--- Start Records for this task ---

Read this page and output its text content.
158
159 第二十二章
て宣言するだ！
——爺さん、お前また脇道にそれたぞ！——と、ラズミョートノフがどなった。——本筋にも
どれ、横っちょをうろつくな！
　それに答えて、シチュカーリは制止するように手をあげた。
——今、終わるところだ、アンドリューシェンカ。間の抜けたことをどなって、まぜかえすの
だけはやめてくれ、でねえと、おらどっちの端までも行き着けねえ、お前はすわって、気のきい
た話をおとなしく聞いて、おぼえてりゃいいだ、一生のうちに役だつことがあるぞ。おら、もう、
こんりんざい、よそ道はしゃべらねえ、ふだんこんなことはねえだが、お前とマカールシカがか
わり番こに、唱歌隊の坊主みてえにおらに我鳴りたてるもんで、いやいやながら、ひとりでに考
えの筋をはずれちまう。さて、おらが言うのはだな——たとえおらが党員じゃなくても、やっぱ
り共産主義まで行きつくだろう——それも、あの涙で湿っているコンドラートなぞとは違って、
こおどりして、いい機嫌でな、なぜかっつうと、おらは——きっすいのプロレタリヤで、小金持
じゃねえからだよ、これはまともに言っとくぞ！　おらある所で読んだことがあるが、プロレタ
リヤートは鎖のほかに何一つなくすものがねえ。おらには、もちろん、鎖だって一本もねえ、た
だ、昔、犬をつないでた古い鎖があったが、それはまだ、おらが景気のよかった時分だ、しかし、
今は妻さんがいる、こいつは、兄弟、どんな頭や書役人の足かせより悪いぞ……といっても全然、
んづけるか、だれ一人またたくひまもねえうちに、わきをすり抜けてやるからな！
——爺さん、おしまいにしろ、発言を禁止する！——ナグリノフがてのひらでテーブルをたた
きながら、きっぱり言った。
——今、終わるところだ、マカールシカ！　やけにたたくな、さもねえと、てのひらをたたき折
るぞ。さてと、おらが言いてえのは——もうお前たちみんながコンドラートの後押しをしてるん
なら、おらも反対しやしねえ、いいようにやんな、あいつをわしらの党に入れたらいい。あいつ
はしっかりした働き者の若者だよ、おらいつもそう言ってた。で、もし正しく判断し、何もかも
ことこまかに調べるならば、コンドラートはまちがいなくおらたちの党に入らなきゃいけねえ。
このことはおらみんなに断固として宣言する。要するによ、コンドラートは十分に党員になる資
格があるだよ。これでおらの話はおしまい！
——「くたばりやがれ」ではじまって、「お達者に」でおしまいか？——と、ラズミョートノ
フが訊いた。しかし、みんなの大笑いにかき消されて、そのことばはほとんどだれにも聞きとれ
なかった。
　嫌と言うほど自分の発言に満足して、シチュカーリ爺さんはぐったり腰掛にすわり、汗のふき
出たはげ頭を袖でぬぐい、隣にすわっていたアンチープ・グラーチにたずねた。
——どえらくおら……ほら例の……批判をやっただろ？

--- End Records for this task ---

Aim of the task: Transcribe the full listing above without leaving anything out.

Worked solution:
Read this page and output its text content.
158
159 第二十二章
て宣言するだ！
——爺さん、お前また脇道にそれたぞ！——と、ラズミョートノフがどなった。——本筋にも
どれ、横っちょをうろつくな！
　それに答えて、シチュカーリは制止するように手をあげた。
——今、終わるところだ、アンドリューシェンカ。間の抜けたことをどなって、まぜかえすの
だけはやめてくれ、でねえと、おらどっちの端までも行き着けねえ、お前はすわって、気のきい
た話をおとなしく聞いて、おぼえてりゃいいだ、一生のうちに役だつことがあるぞ。おら、もう、
こんりんざい、よそ道はしゃべらねえ、ふだんこんなことはねえだが、お前とマカールシカがか
わり番こに、唱歌隊の坊主みてえにおらに我鳴りたてるもんで、いやいやながら、ひとりでに考
えの筋をはずれちまう。さて、おらが言うのはだな——たとえおらが党員じゃなくても、やっぱ
り共産主義まで行きつくだろう——それも、あの涙で湿っているコンドラートなぞとは違って、
こおどりして、いい機嫌でな、なぜかっつうと、おらは——きっすいのプロレタリヤで、小金持
じゃねえからだよ、これはまともに言っとくぞ！　おらある所で読んだことがあるが、プロレタ
リヤートは鎖のほかに何一つなくすものがねえ。おらには、もちろん、鎖だって一本もねえ、た
だ、昔、犬をつないでた古い鎖があったが、それはまだ、おらが景気のよかった時分だ、しかし、
今は妻さんがいる、こいつは、兄弟、どんな頭や書役人の足かせより悪いぞ……といっても全然、
んづけるか、だれ一人またたくひまもねえうちに、わきをすり抜けてやるからな！
——爺さん、おしまいにしろ、発言を禁止する！——ナグリノフがてのひらでテーブルをたた
きながら、きっぱり言った。
——今、終わるところだ、マカールシカ！　やけにたたくな、さもねえと、てのひらをたたき折
るぞ。さてと、おらが言いてえのは——もうお前たちみんながコンドラートの後押しをしてるん
なら、おらも反対しやしねえ、いいようにやんな、あいつをわしらの党に入れたらいい。あいつ
はしっかりした働き者の若者だよ、おらいつもそう言ってた。で、もし正しく判断し、何もかも
ことこまかに調べるならば、コンドラートはまちがいなくおらたちの党に入らなきゃいけねえ。
このことはおらみんなに断固として宣言する。要するによ、コンドラートは十分に党員になる資
格があるだよ。これでおらの話はおしまい！
——「くたばりやがれ」ではじまって、「お達者に」でおしまいか？——と、ラズミョートノ
フが訊いた。しかし、みんなの大笑いにかき消されて、そのことばはほとんどだれにも聞きとれ
なかった。
　嫌と言うほど自分の発言に満足して、シチュカーリ爺さんはぐったり腰掛にすわり、汗のふき
出たはげ頭を袖でぬぐい、隣にすわっていたアンチープ・グラーチにたずねた。
——どえらくおら……ほら例の……批判をやっただろ？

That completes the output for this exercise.